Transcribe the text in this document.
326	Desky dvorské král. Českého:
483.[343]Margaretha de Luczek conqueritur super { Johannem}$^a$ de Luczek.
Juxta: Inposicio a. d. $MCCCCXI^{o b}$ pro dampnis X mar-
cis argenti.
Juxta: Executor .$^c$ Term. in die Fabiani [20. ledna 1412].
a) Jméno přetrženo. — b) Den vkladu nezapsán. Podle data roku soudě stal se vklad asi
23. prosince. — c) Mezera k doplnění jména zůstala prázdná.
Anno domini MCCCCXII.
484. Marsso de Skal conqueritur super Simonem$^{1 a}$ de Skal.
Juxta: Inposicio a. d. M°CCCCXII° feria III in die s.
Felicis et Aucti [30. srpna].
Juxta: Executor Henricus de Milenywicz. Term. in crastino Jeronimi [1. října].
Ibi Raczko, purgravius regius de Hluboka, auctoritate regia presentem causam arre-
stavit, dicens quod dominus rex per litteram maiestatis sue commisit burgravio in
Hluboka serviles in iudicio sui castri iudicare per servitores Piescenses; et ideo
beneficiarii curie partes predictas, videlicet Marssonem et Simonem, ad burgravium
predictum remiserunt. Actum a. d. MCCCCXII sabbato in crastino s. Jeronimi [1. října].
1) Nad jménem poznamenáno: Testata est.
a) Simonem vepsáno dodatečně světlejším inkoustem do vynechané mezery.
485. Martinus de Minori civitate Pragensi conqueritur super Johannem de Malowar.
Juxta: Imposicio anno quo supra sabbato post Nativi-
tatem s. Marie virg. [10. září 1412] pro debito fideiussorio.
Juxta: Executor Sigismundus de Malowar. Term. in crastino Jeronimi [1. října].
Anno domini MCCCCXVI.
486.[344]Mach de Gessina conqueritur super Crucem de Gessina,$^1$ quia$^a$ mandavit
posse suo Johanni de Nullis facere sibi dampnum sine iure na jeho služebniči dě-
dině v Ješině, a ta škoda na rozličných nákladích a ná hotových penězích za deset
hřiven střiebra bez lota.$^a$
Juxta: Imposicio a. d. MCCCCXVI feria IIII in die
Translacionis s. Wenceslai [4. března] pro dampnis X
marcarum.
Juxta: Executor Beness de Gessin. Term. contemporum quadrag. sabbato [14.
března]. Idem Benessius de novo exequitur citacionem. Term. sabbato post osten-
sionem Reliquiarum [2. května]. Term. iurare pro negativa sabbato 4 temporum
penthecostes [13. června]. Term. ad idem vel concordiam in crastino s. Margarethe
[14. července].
····················
▸ **Work instructions**: Reproduce the data shown above exactly.

▸ **Expected answer**:
Transcribe the text in this document.
326	Desky dvorské král. Českého:
483.[343]Margaretha de Luczek conqueritur super { Johannem}$^a$ de Luczek.
Juxta: Inposicio a. d. $MCCCCXI^{o b}$ pro dampnis X mar-
cis argenti.
Juxta: Executor .$^c$ Term. in die Fabiani [20. ledna 1412].
a) Jméno přetrženo. — b) Den vkladu nezapsán. Podle data roku soudě stal se vklad asi
23. prosince. — c) Mezera k doplnění jména zůstala prázdná.
Anno domini MCCCCXII.
484. Marsso de Skal conqueritur super Simonem$^{1 a}$ de Skal.
Juxta: Inposicio a. d. M°CCCCXII° feria III in die s.
Felicis et Aucti [30. srpna].
Juxta: Executor Henricus de Milenywicz. Term. in crastino Jeronimi [1. října].
Ibi Raczko, purgravius regius de Hluboka, auctoritate regia presentem causam arre-
stavit, dicens quod dominus rex per litteram maiestatis sue commisit burgravio in
Hluboka serviles in iudicio sui castri iudicare per servitores Piescenses; et ideo
beneficiarii curie partes predictas, videlicet Marssonem et Simonem, ad burgravium
predictum remiserunt. Actum a. d. MCCCCXII sabbato in crastino s. Jeronimi [1. října].
1) Nad jménem poznamenáno: Testata est.
a) Simonem vepsáno dodatečně světlejším inkoustem do vynechané mezery.
485. Martinus de Minori civitate Pragensi conqueritur super Johannem de Malowar.
Juxta: Imposicio anno quo supra sabbato post Nativi-
tatem s. Marie virg. [10. září 1412] pro debito fideiussorio.
Juxta: Executor Sigismundus de Malowar. Term. in crastino Jeronimi [1. října].
Anno domini MCCCCXVI.
486.[344]Mach de Gessina conqueritur super Crucem de Gessina,$^1$ quia$^a$ mandavit
posse suo Johanni de Nullis facere sibi dampnum sine iure na jeho služebniči dě-
dině v Ješině, a ta škoda na rozličných nákladích a ná hotových penězích za deset
hřiven střiebra bez lota.$^a$
Juxta: Imposicio a. d. MCCCCXVI feria IIII in die
Translacionis s. Wenceslai [4. března] pro dampnis X
marcarum.
Juxta: Executor Beness de Gessin. Term. contemporum quadrag. sabbato [14.
března]. Idem Benessius de novo exequitur citacionem. Term. sabbato post osten-
sionem Reliquiarum [2. května]. Term. iurare pro negativa sabbato 4 temporum
penthecostes [13. června]. Term. ad idem vel concordiam in crastino s. Margarethe
[14. července].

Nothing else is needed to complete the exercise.